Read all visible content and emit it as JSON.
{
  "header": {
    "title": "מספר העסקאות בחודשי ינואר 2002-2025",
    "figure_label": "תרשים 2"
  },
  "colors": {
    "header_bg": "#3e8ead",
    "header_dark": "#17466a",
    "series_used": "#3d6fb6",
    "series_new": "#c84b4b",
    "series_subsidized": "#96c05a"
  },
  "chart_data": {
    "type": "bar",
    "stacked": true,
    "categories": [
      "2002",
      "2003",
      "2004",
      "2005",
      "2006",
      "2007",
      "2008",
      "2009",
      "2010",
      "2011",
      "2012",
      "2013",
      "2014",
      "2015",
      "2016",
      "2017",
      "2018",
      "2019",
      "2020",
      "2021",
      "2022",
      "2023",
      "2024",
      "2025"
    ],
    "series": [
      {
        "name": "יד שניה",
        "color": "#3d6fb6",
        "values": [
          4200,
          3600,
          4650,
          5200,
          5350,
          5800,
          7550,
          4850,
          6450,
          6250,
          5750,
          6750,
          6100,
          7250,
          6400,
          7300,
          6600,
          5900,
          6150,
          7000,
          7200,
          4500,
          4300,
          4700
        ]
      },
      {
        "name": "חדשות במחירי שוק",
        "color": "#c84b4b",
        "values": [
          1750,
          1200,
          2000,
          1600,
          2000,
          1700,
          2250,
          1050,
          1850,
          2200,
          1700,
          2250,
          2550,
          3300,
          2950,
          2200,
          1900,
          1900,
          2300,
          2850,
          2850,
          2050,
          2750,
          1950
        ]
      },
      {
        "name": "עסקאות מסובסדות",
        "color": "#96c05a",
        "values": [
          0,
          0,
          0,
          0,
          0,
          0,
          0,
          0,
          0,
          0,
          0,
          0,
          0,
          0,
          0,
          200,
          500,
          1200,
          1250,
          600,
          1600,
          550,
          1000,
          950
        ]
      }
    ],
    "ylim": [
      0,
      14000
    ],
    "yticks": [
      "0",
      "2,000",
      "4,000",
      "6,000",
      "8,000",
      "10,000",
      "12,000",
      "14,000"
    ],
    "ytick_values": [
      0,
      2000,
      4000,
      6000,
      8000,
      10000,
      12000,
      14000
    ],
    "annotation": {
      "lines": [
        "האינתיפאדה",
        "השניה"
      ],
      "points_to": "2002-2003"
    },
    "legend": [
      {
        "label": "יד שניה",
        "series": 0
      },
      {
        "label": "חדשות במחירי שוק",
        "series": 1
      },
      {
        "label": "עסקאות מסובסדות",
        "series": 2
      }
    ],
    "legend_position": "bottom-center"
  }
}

--------------------

**EXERCISE BRIEF**:
Extract all the entries word for word.

**COMPLETED EXERCISE**:
Read all visible content and emit it as JSON.
{
  "header": {
    "title": "מספר העסקאות בחודשי ינואר 2002-2025",
    "figure_label": "תרשים 2"
  },
  "colors": {
    "header_bg": "#3e8ead",
    "header_dark": "#17466a",
    "series_used": "#3d6fb6",
    "series_new": "#c84b4b",
    "series_subsidized": "#96c05a"
  },
  "chart_data": {
    "type": "bar",
    "stacked": true,
    "categories": [
      "2002",
      "2003",
      "2004",
      "2005",
      "2006",
      "2007",
      "2008",
      "2009",
      "2010",
      "2011",
      "2012",
      "2013",
      "2014",
      "2015",
      "2016",
      "2017",
      "2018",
      "2019",
      "2020",
      "2021",
      "2022",
      "2023",
      "2024",
      "2025"
    ],
    "series": [
      {
        "name": "יד שניה",
        "color": "#3d6fb6",
        "values": [
          4200,
          3600,
          4650,
          5200,
          5350,
          5800,
          7550,
          4850,
          6450,
          6250,
          5750,
          6750,
          6100,
          7250,
          6400,
          7300,
          6600,
          5900,
          6150,
          7000,
          7200,
          4500,
          4300,
          4700
        ]
      },
      {
        "name": "חדשות במחירי שוק",
        "color": "#c84b4b",
        "values": [
          1750,
          1200,
          2000,
          1600,
          2000,
          1700,
          2250,
          1050,
          1850,
          2200,
          1700,
          2250,
          2550,
          3300,
          2950,
          2200,
          1900,
          1900,
          2300,
          2850,
          2850,
          2050,
          2750,
          1950
        ]
      },
      {
        "name": "עסקאות מסובסדות",
        "color": "#96c05a",
        "values": [
          0,
          0,
          0,
          0,
          0,
          0,
          0,
          0,
          0,
          0,
          0,
          0,
          0,
          0,
          0,
          200,
          500,
          1200,
          1250,
          600,
          1600,
          550,
          1000,
          950
        ]
      }
    ],
    "ylim": [
      0,
      14000
    ],
    "yticks": [
      "0",
      "2,000",
      "4,000",
      "6,000",
      "8,000",
      "10,000",
      "12,000",
      "14,000"
    ],
    "ytick_values": [
      0,
      2000,
      4000,
      6000,
      8000,
      10000,
      12000,
      14000
    ],
    "annotation": {
      "lines": [
        "האינתיפאדה",
        "השניה"
      ],
      "points_to": "2002-2003"
    },
    "legend": [
      {
        "label": "יד שניה",
        "series": 0
      },
      {
        "label": "חדשות במחירי שוק",
        "series": 1
      },
      {
        "label": "עסקאות מסובסדות",
        "series": 2
      }
    ],
    "legend_position": "bottom-center"
  }
}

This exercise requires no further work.